_Task instructions_: Report only the number of lines in this material that include the string "ولماكان".

───── Dataset excerpts ─────

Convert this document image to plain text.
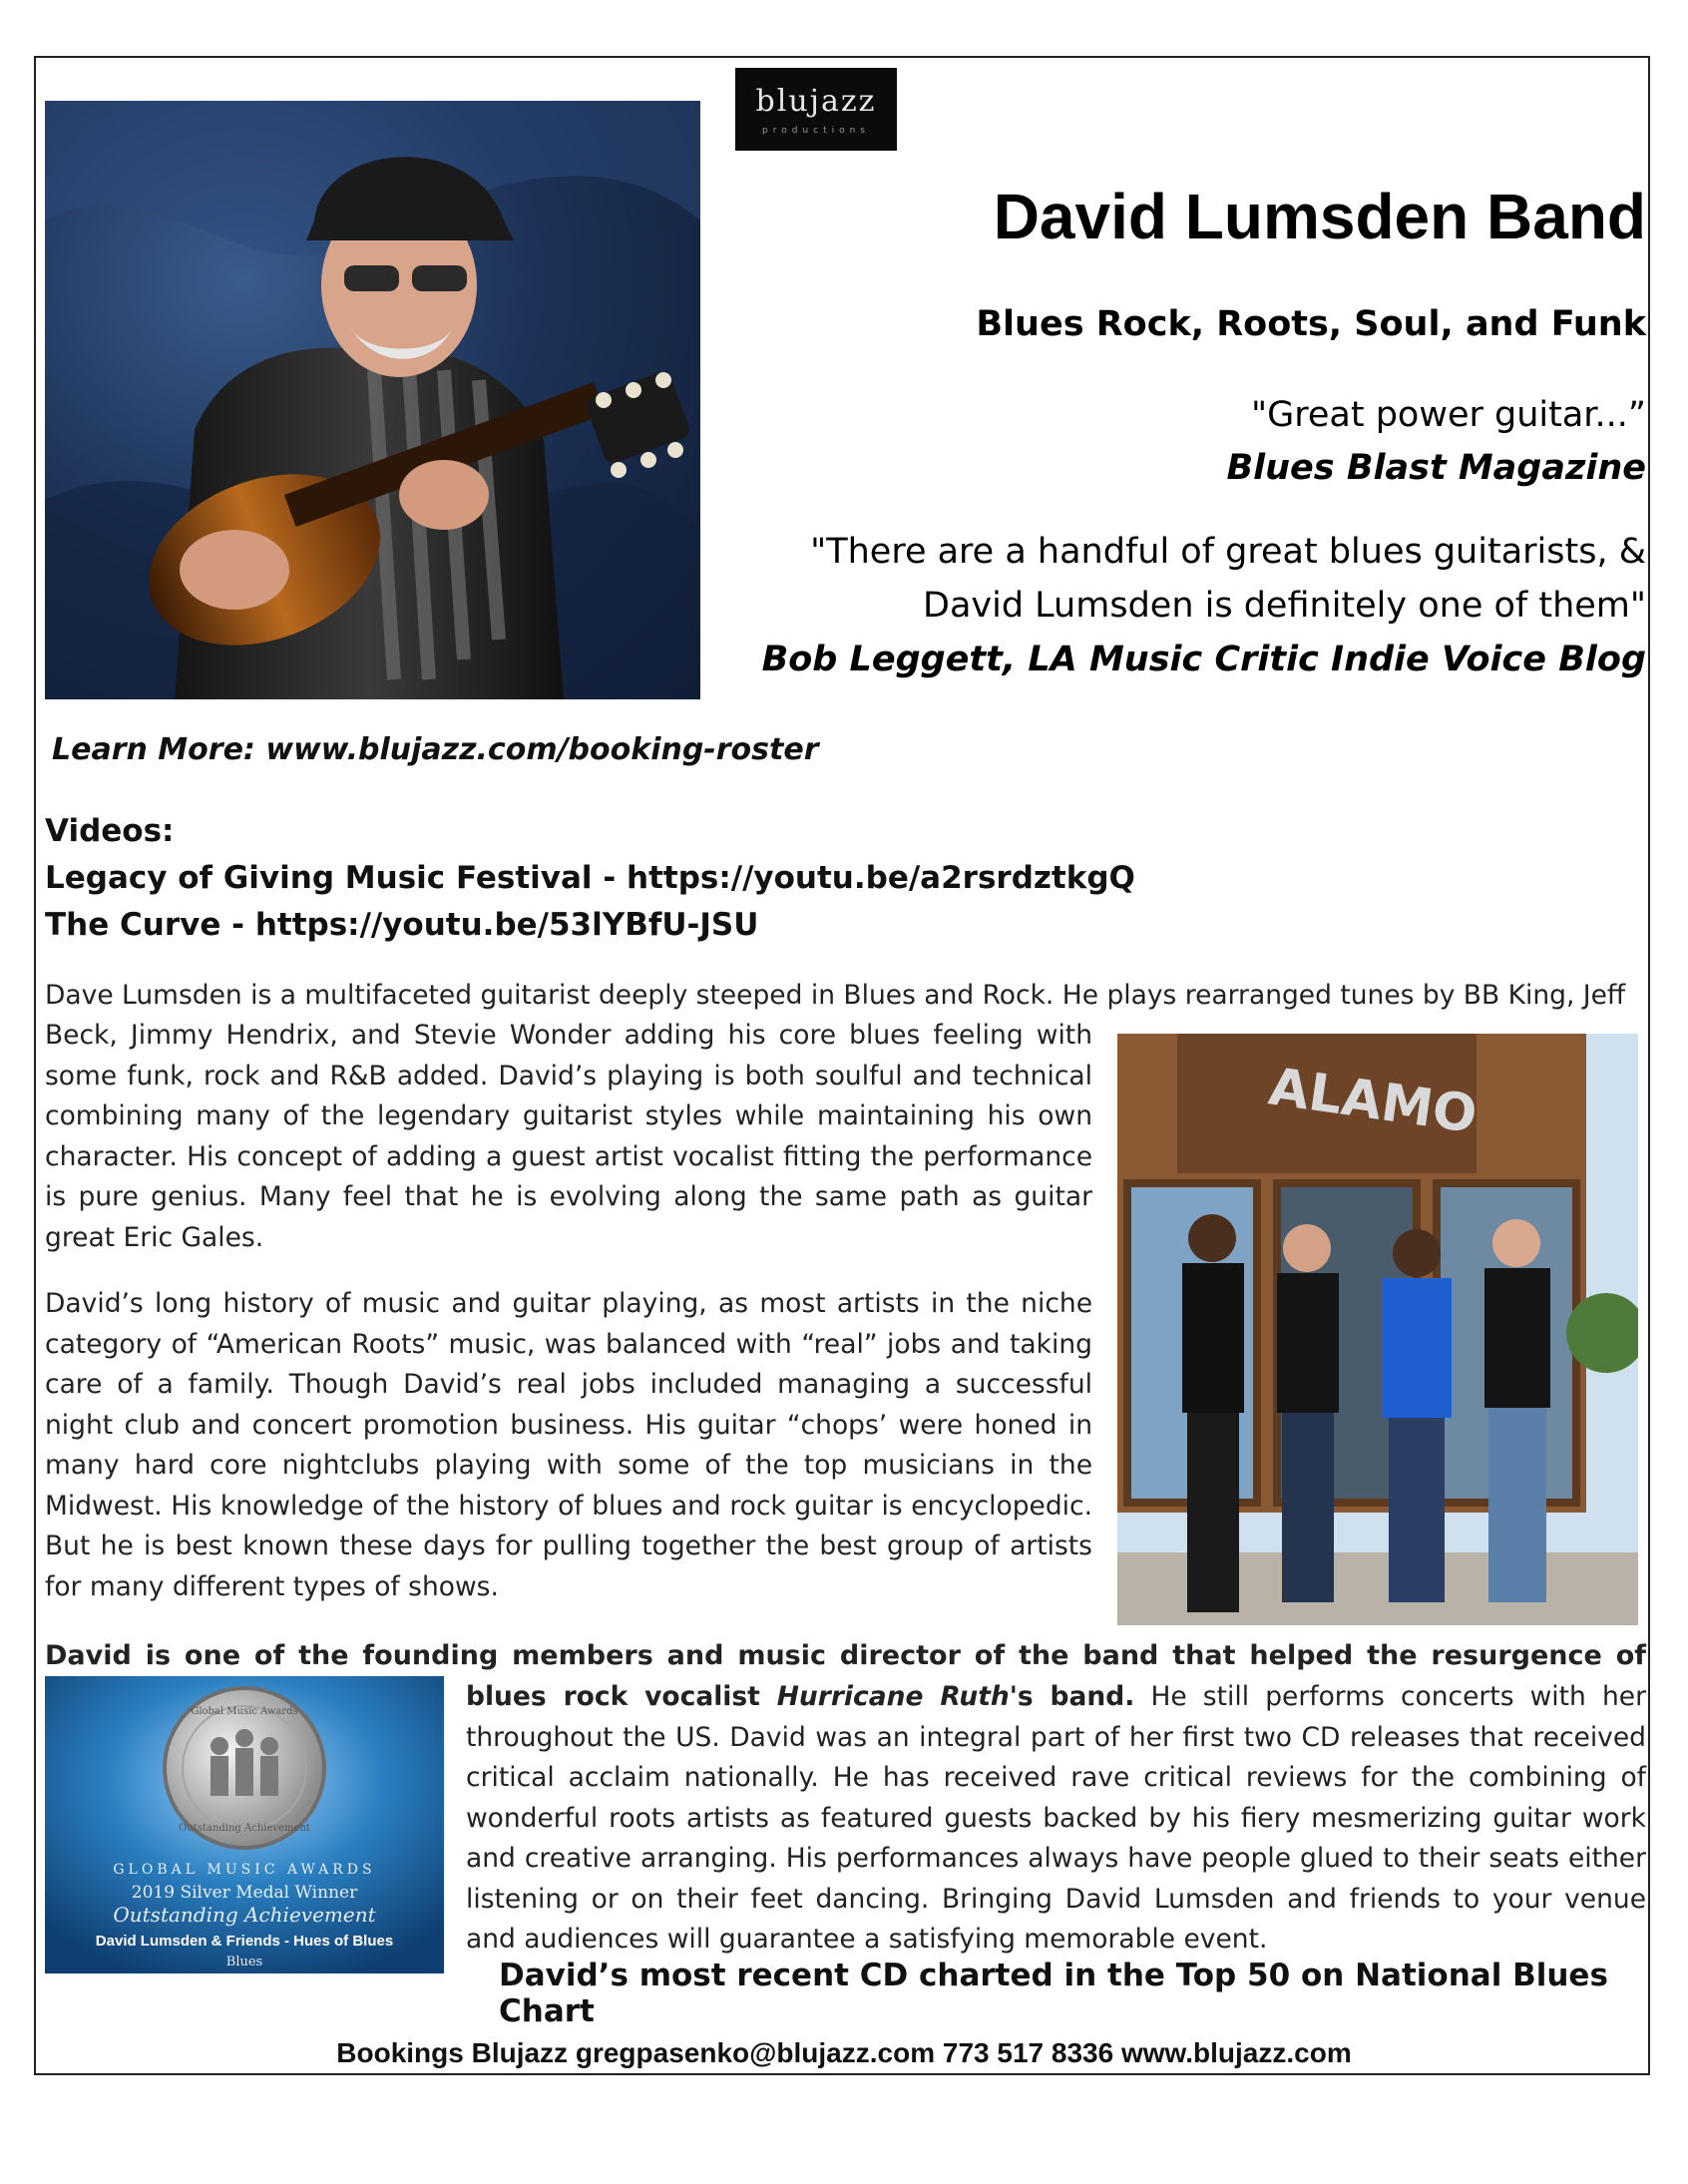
blujazz
productions
David Lumsden Band
Blues Rock, Roots, Soul, and Funk
"Great power guitar...”
Blues Blast Magazine
"There are a handful of great blues guitarists, &
David Lumsden is definitely one of them"
Bob Leggett, LA Music Critic Indie Voice Blog
Learn More: www.blujazz.com/booking-roster
Videos:
Legacy of Giving Music Festival - https://youtu.be/a2rsrdztkgQ
The Curve - https://youtu.be/53lYBfU-JSU
Dave Lumsden is a multifaceted guitarist deeply steeped in Blues and Rock. He plays rearranged tunes by BB King, Jeff
Beck, Jimmy Hendrix, and Stevie Wonder adding his core blues feeling with some funk, rock and R&B added. David’s playing is both soulful and technical combining many of the legendary guitarist styles while maintaining his own character. His concept of adding a guest artist vocalist fitting the performance is pure genius. Many feel that he is evolving along the same path as guitar great Eric Gales.
David’s long history of music and guitar playing, as most artists in the niche category of “American Roots” music, was balanced with “real” jobs and taking care of a family. Though David’s real jobs included managing a successful night club and concert promotion business. His guitar “chops’ were honed in many hard core nightclubs playing with some of the top musicians in the Midwest. His knowledge of the history of blues and rock guitar is encyclopedic. But he is best known these days for pulling together the best group of artists for many different types of shows.
ALAMO
David is one of the founding members and music director of the band that helped the resurgence of
blues rock vocalist Hurricane Ruth's band. He still performs concerts with her throughout the US. David was an integral part of her first two CD releases that received critical acclaim nationally. He has received rave critical reviews for the combining of wonderful roots artists as featured guests backed by his fiery mesmerizing guitar work and creative arranging. His performances always have people glued to their seats either listening or on their feet dancing. Bringing David Lumsden and friends to your venue and audiences will guarantee a satisfying memorable event.
Global Music Awards
Outstanding Achievement
GLOBAL MUSIC AWARDS
2019 Silver Medal Winner
Outstanding Achievement
David Lumsden & Friends - Hues of Blues
Blues	David’s most recent CD charted in the Top 50 on National Blues Chart
Bookings Blujazz gregpasenko@blujazz.com 773 517 8336 www.blujazz.com
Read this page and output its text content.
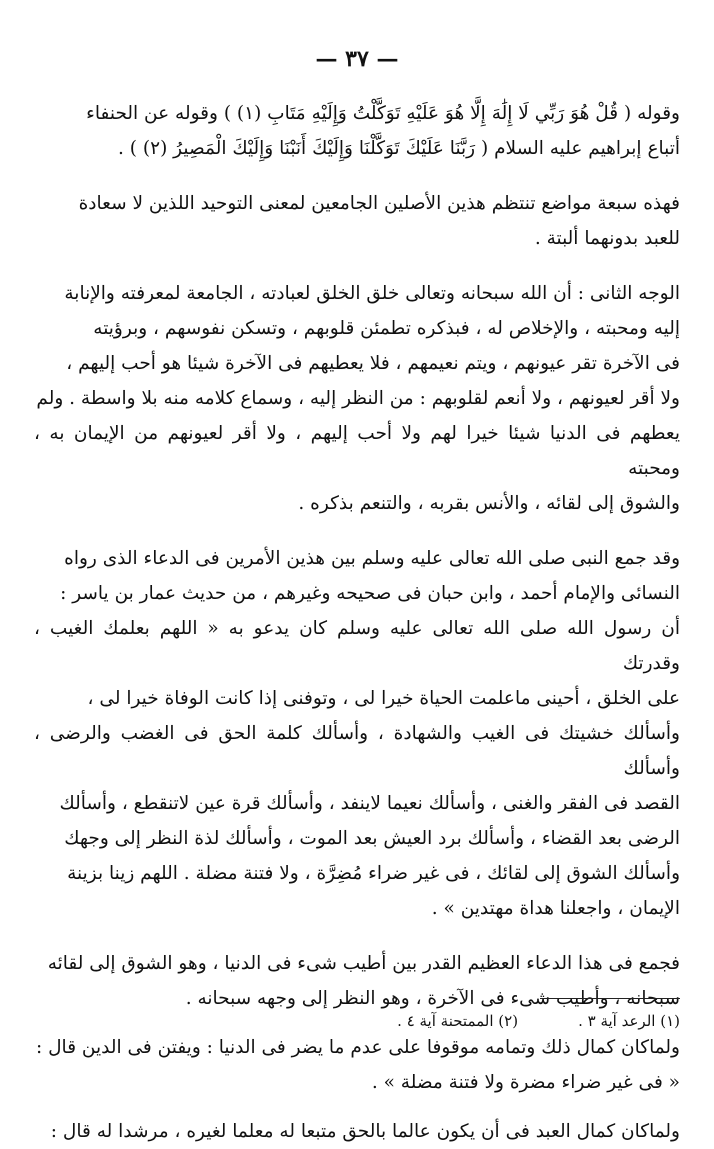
— ٣٧ —

وقوله ( قُلْ هُوَ رَبِّي لَا إِلَٰهَ إِلَّا هُوَ عَلَيْهِ تَوَكَّلْتُ وَإِلَيْهِ مَتَابِ (١) ) وقوله عن الحنفاء
أتباع إبراهيم عليه السلام ( رَبَّنَا عَلَيْكَ تَوَكَّلْنَا وَإِلَيْكَ أَنَبْنَا وَإِلَيْكَ الْمَصِيرُ (٢) ) .

فهذه سبعة مواضع تنتظم هذين الأصلين الجامعين لمعنى التوحيد اللذين لا سعادة
للعبد بدونهما ألبتة .

الوجه الثانى : أن الله سبحانه وتعالى خلق الخلق لعبادته ، الجامعة لمعرفته والإنابة
إليه ومحبته ، والإخلاص له ، فبذكره تطمئن قلوبهم ، وتسكن نفوسهم ، وبرؤيته
فى الآخرة تقر عيونهم ، ويتم نعيمهم ، فلا يعطيهم فى الآخرة شيئا هو أحب إليهم ،
ولا أقر لعيونهم ، ولا أنعم لقلوبهم : من النظر إليه ، وسماع كلامه منه بلا واسطة . ولم
يعطهم فى الدنيا شيئا خيرا لهم ولا أحب إليهم ، ولا أقر لعيونهم من الإيمان به ، ومحبته
والشوق إلى لقائه ، والأنس بقربه ، والتنعم بذكره .

وقد جمع النبى صلى الله تعالى عليه وسلم بين هذين الأمرين فى الدعاء الذى رواه
النسائى والإمام أحمد ، وابن حبان فى صحيحه وغيرهم ، من حديث عمار بن ياسر :
أن رسول الله صلى الله تعالى عليه وسلم كان يدعو به « اللهم بعلمك الغيب ، وقدرتك
على الخلق ، أحينى ماعلمت الحياة خيرا لى ، وتوفنى إذا كانت الوفاة خيرا لى ،
وأسألك خشيتك فى الغيب والشهادة ، وأسألك كلمة الحق فى الغضب والرضى ، وأسألك
القصد فى الفقر والغنى ، وأسألك نعيما لاينفد ، وأسألك قرة عين لاتنقطع ، وأسألك
الرضى بعد القضاء ، وأسألك برد العيش بعد الموت ، وأسألك لذة النظر إلى وجهك
وأسألك الشوق إلى لقائك ، فى غير ضراء مُضِرَّة ، ولا فتنة مضلة . اللهم زينا بزينة
الإيمان ، واجعلنا هداة مهتدين » .

فجمع فى هذا الدعاء العظيم القدر بين أطيب شىء فى الدنيا ، وهو الشوق إلى لقائه
سبحانه ، وأطيب شىء فى الآخرة ، وهو النظر إلى وجهه سبحانه .

ولماكان كمال ذلك وتمامه موقوفا على عدم ما يضر فى الدنيا : ويفتن فى الدين قال :
« فى غير ضراء مضرة ولا فتنة مضلة » .

ولماكان كمال العبد فى أن يكون عالما بالحق متبعا له معلما لغيره ، مرشدا له قال :

(١) الرعد آية ٣ .
(٢) الممتحنة آية ٤ .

─────

_Written solution_: 2